■ Work instructions
Set down the data below without change, skipping the pictures it holds.

■ Extracted material

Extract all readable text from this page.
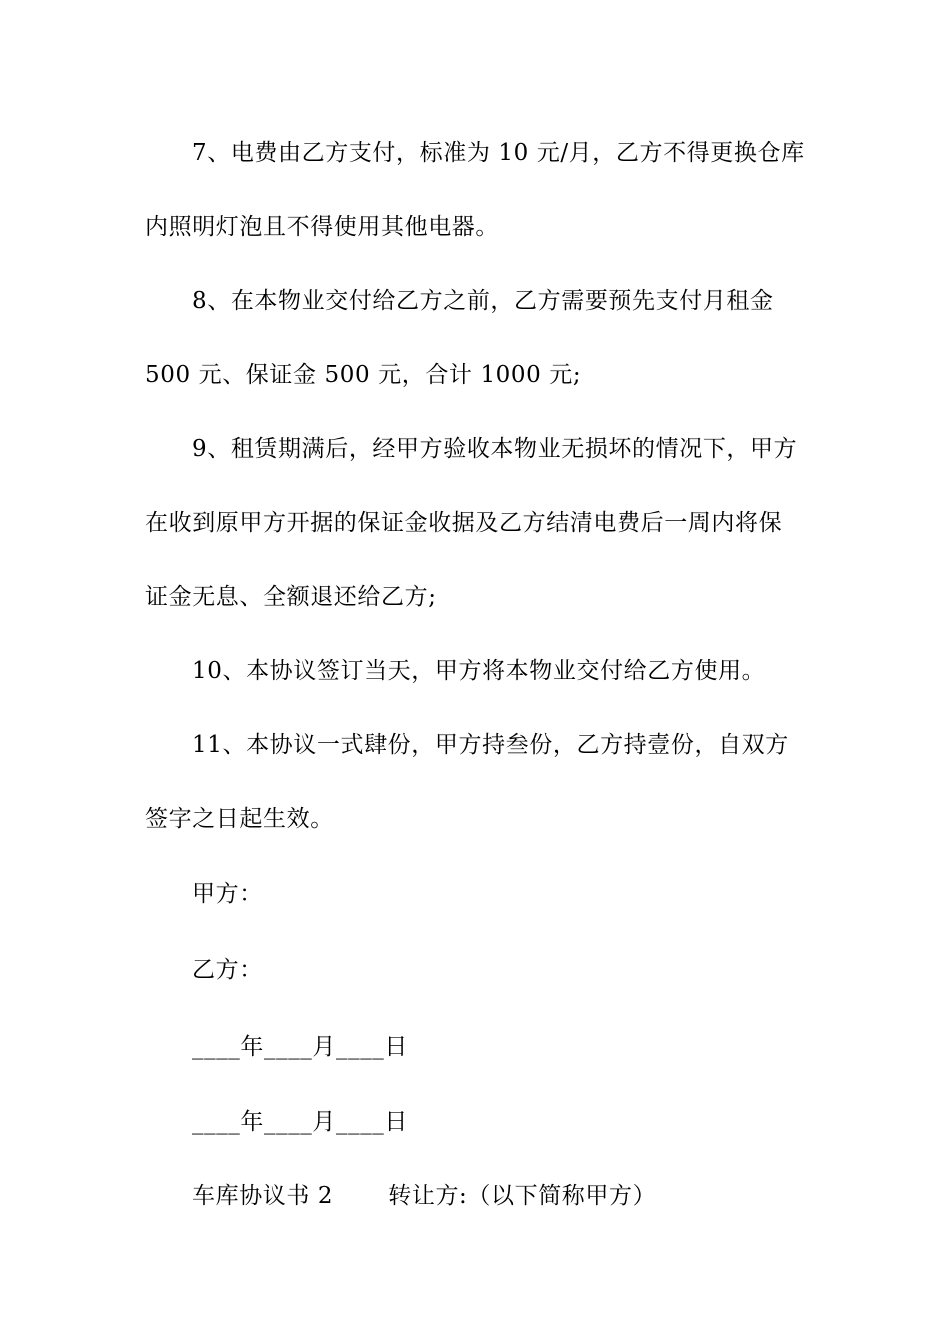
7、电费由乙方支付，标准为 10 元/月，乙方不得更换仓库
内照明灯泡且不得使用其他电器。
8、在本物业交付给乙方之前，乙方需要预先支付月租金
500 元、保证金 500 元，合计 1000 元;
9、租赁期满后，经甲方验收本物业无损坏的情况下，甲方
在收到原甲方开据的保证金收据及乙方结清电费后一周内将保
证金无息、全额退还给乙方;
10、本协议签订当天，甲方将本物业交付给乙方使用。
11、本协议一式肆份，甲方持叁份，乙方持壹份，自双方
签字之日起生效。
甲方：
乙方：
____年____月____日
____年____月____日
车库协议书 2　　 转让方:（以下简称甲方）
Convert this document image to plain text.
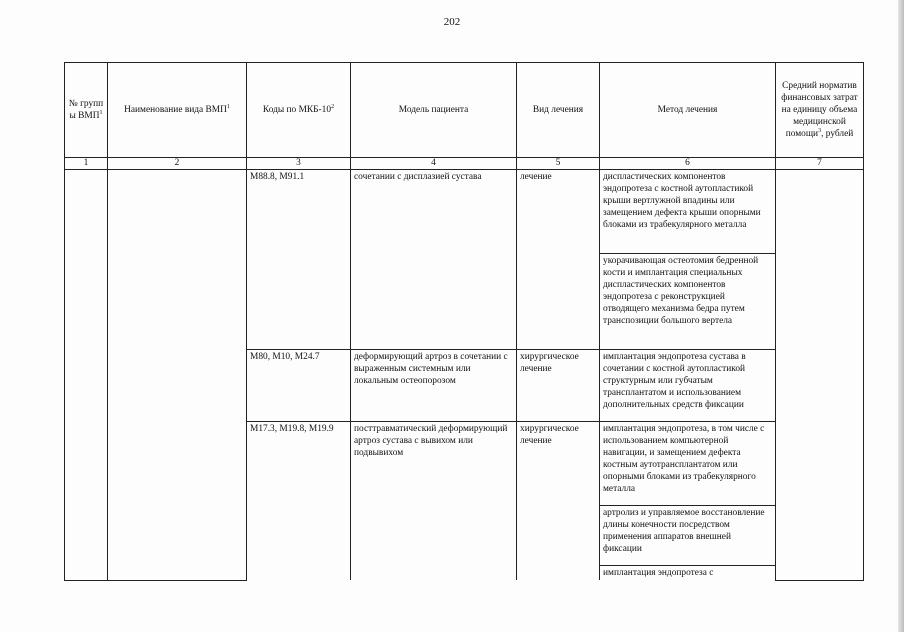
202
№ групп ы ВМП$^1$	Наименование вида ВМП$^1$	Коды по МКБ-$10^2$	Модель пациента	Вид лечения	Метод лечения	Средний норматив финансовых затрат на единицу объема медицинской помощи$^3$, рублей
1	2	3	4	5	6	7
		M88.8, M91.1	сочетании с дисплазией сустава	лечение	диспластических компонентов эндопротеза с костной аутопластикой крыши вертлужной впадины или замещением дефекта крыши опорными блоками из трабекулярного металла	
					укорачивающая остеотомия бедренной кости и имплантация специальных диспластических компонентов эндопротеза с реконструкцией отводящего механизма бедра путем транспозиции большого вертела	
		M80, M10, M24.7	деформирующий артроз в сочетании с выраженным системным или локальным остеопорозом	хирургическое лечение	имплантация эндопротеза сустава в сочетании с костной аутопластикой структурным или губчатым трансплантатом и использованием дополнительных средств фиксации	
		M17.3, M19.8, M19.9	посттравматический деформирующий артроз сустава с вывихом или подвывихом	хирургическое лечение	имплантация эндопротеза, в том числе с использованием компьютерной навигации, и замещением дефекта костным аутотрансплантатом или опорными блоками из трабекулярного металла	
					артролиз и управляемое восстановление длины конечности посредством применения аппаратов внешней фиксации	
					имплантация эндопротеза с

■ Answer for the task
Extract all readable text from this page.
7、电费由乙方支付，标准为 10 元/月，乙方不得更换仓库
内照明灯泡且不得使用其他电器。
8、在本物业交付给乙方之前，乙方需要预先支付月租金
500 元、保证金 500 元，合计 1000 元;
9、租赁期满后，经甲方验收本物业无损坏的情况下，甲方
在收到原甲方开据的保证金收据及乙方结清电费后一周内将保
证金无息、全额退还给乙方;
10、本协议签订当天，甲方将本物业交付给乙方使用。
11、本协议一式肆份，甲方持叁份，乙方持壹份，自双方
签字之日起生效。
甲方：
乙方：
____年____月____日
____年____月____日
车库协议书 2　　 转让方:（以下简称甲方）
Convert this document image to plain text.
202
№ групп ы ВМП$^1$	Наименование вида ВМП$^1$	Коды по МКБ-$10^2$	Модель пациента	Вид лечения	Метод лечения	Средний норматив финансовых затрат на единицу объема медицинской помощи$^3$, рублей
1	2	3	4	5	6	7
		M88.8, M91.1	сочетании с дисплазией сустава	лечение	диспластических компонентов эндопротеза с костной аутопластикой крыши вертлужной впадины или замещением дефекта крыши опорными блоками из трабекулярного металла	
					укорачивающая остеотомия бедренной кости и имплантация специальных диспластических компонентов эндопротеза с реконструкцией отводящего механизма бедра путем транспозиции большого вертела	
		M80, M10, M24.7	деформирующий артроз в сочетании с выраженным системным или локальным остеопорозом	хирургическое лечение	имплантация эндопротеза сустава в сочетании с костной аутопластикой структурным или губчатым трансплантатом и использованием дополнительных средств фиксации	
		M17.3, M19.8, M19.9	посттравматический деформирующий артроз сустава с вывихом или подвывихом	хирургическое лечение	имплантация эндопротеза, в том числе с использованием компьютерной навигации, и замещением дефекта костным аутотрансплантатом или опорными блоками из трабекулярного металла	
					артролиз и управляемое восстановление длины конечности посредством применения аппаратов внешней фиксации	
					имплантация эндопротеза с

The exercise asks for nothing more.